==== Provided material ====

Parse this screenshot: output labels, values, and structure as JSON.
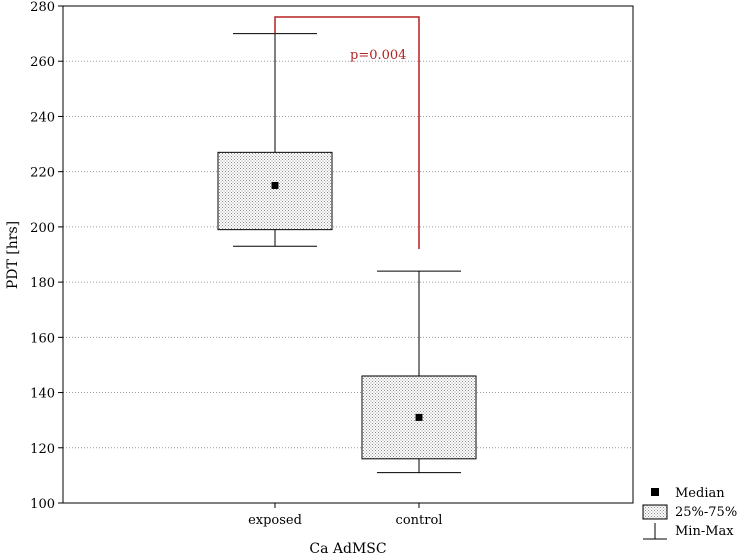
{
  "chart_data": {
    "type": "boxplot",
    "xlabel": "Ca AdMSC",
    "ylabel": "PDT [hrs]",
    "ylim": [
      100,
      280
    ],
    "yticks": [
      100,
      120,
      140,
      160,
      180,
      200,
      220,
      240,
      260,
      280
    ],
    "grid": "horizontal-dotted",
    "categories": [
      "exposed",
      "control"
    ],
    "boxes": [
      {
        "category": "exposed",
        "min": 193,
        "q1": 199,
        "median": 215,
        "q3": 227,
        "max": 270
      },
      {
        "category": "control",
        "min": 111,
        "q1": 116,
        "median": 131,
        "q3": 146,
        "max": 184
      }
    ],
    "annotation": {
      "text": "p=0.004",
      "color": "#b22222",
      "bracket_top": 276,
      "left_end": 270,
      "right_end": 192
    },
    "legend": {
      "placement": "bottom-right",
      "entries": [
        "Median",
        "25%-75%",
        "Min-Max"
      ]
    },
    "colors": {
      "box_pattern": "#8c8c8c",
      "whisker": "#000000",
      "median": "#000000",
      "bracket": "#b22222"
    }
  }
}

====

▸ Given task
Every line should be retyped exactly, with the pictures omitted.

▸ Task answer
Parse this screenshot: output labels, values, and structure as JSON.
{
  "chart_data": {
    "type": "boxplot",
    "xlabel": "Ca AdMSC",
    "ylabel": "PDT [hrs]",
    "ylim": [
      100,
      280
    ],
    "yticks": [
      100,
      120,
      140,
      160,
      180,
      200,
      220,
      240,
      260,
      280
    ],
    "grid": "horizontal-dotted",
    "categories": [
      "exposed",
      "control"
    ],
    "boxes": [
      {
        "category": "exposed",
        "min": 193,
        "q1": 199,
        "median": 215,
        "q3": 227,
        "max": 270
      },
      {
        "category": "control",
        "min": 111,
        "q1": 116,
        "median": 131,
        "q3": 146,
        "max": 184
      }
    ],
    "annotation": {
      "text": "p=0.004",
      "color": "#b22222",
      "bracket_top": 276,
      "left_end": 270,
      "right_end": 192
    },
    "legend": {
      "placement": "bottom-right",
      "entries": [
        "Median",
        "25%-75%",
        "Min-Max"
      ]
    },
    "colors": {
      "box_pattern": "#8c8c8c",
      "whisker": "#000000",
      "median": "#000000",
      "bracket": "#b22222"
    }
  }
}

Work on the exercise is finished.